What lines of the data include the string "wordpress"? Copy them all.

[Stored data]
========================================================================
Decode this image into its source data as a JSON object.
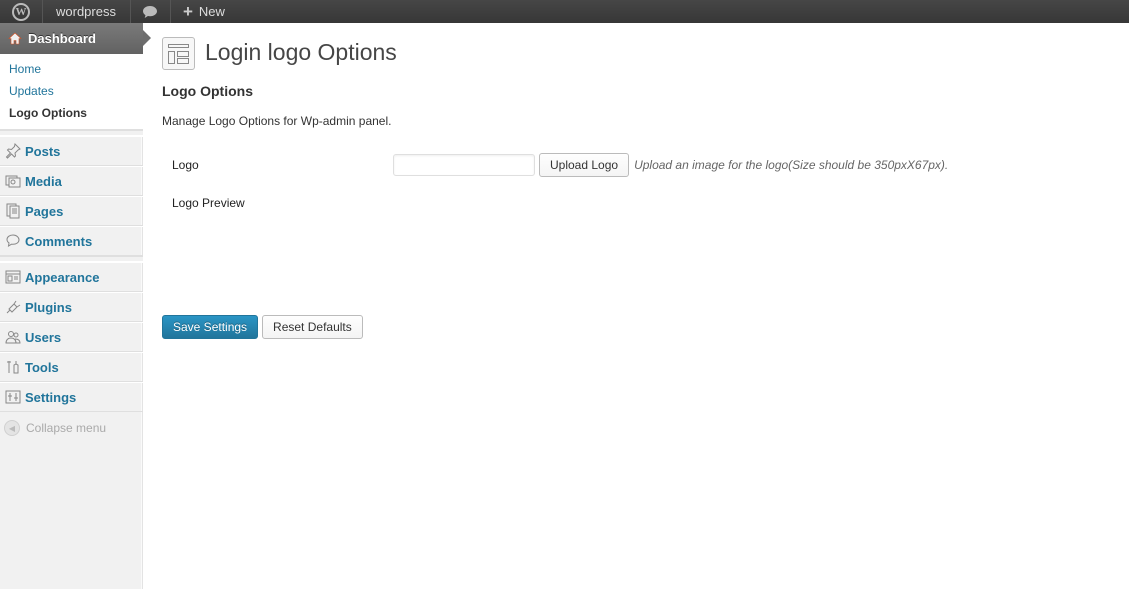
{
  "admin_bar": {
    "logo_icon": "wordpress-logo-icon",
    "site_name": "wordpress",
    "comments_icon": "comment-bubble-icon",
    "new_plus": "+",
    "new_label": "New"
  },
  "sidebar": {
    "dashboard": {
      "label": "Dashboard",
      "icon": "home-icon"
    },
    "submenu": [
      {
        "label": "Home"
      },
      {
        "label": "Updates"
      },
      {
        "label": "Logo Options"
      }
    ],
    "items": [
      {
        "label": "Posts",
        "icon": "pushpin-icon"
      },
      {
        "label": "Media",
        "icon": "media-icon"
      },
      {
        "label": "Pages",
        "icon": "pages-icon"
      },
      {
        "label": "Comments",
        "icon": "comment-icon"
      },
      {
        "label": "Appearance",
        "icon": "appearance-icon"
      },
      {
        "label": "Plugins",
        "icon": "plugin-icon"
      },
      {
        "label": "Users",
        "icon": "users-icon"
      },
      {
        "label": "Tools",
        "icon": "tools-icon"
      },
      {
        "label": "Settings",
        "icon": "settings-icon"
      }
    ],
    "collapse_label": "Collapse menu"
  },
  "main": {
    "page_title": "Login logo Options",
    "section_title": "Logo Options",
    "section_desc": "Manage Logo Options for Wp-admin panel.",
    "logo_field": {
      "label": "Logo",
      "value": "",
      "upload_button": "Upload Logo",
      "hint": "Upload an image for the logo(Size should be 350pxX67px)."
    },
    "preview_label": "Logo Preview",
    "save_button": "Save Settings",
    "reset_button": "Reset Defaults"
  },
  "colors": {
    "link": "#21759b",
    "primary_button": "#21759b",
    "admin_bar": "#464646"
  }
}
========================================================================
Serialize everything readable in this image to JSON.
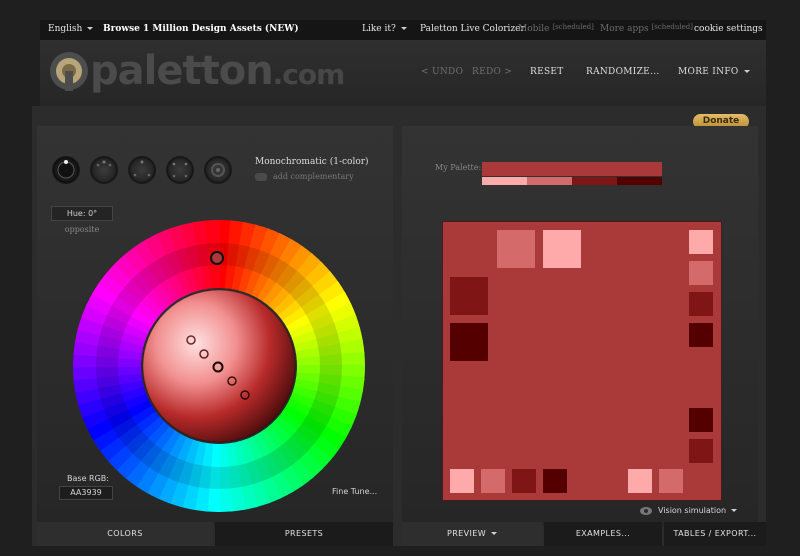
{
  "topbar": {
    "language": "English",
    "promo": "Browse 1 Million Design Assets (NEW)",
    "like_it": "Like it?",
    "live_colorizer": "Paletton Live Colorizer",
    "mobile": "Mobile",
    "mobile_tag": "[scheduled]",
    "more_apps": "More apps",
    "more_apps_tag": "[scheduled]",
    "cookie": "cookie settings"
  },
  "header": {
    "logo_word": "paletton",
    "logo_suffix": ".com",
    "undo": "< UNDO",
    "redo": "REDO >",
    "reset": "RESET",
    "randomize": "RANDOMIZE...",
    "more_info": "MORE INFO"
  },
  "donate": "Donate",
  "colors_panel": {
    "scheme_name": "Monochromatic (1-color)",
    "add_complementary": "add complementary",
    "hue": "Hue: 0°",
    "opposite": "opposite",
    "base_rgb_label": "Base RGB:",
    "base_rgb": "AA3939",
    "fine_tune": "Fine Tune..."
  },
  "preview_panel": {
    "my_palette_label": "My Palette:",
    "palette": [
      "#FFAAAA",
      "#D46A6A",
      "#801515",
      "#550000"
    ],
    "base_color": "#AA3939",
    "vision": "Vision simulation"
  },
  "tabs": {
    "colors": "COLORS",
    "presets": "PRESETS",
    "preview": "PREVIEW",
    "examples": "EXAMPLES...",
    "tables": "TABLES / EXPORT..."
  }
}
========================================================================
Output below —
    "logo_icon": "wordpress-logo-icon",
    "site_name": "wordpress",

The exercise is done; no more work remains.